— start Records supplied —
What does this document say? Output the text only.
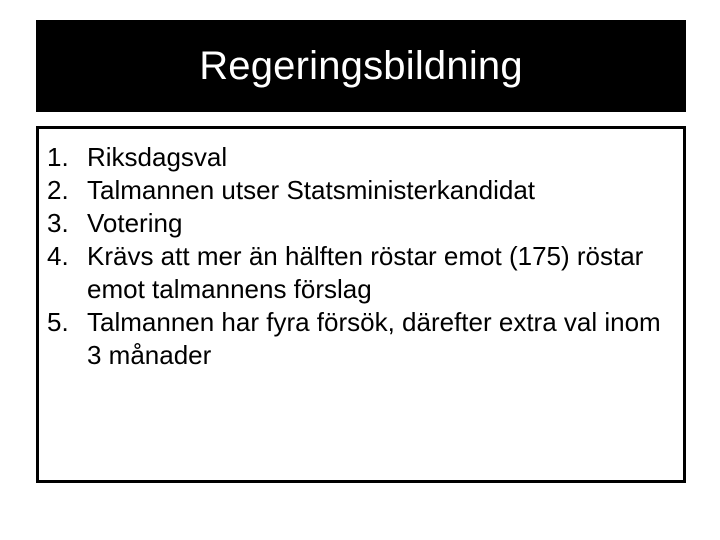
Regeringsbildning
1. Riksdagsval
2. Talmannen utser Statsministerkandidat
3. Votering
4. Krävs att mer än hälften röstar emot (175) röstar emot talmannens förslag
5. Talmannen har fyra försök, därefter extra val inom 3 månader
— end Records supplied —
» **Task prompt**: Skipping the pictures, transcribe each line above exactly as it appears.

» **Answer to the problem**:
What does this document say? Output the text only.
Regeringsbildning
1. Riksdagsval
2. Talmannen utser Statsministerkandidat
3. Votering
4. Krävs att mer än hälften röstar emot (175) röstar emot talmannens förslag
5. Talmannen har fyra försök, därefter extra val inom 3 månader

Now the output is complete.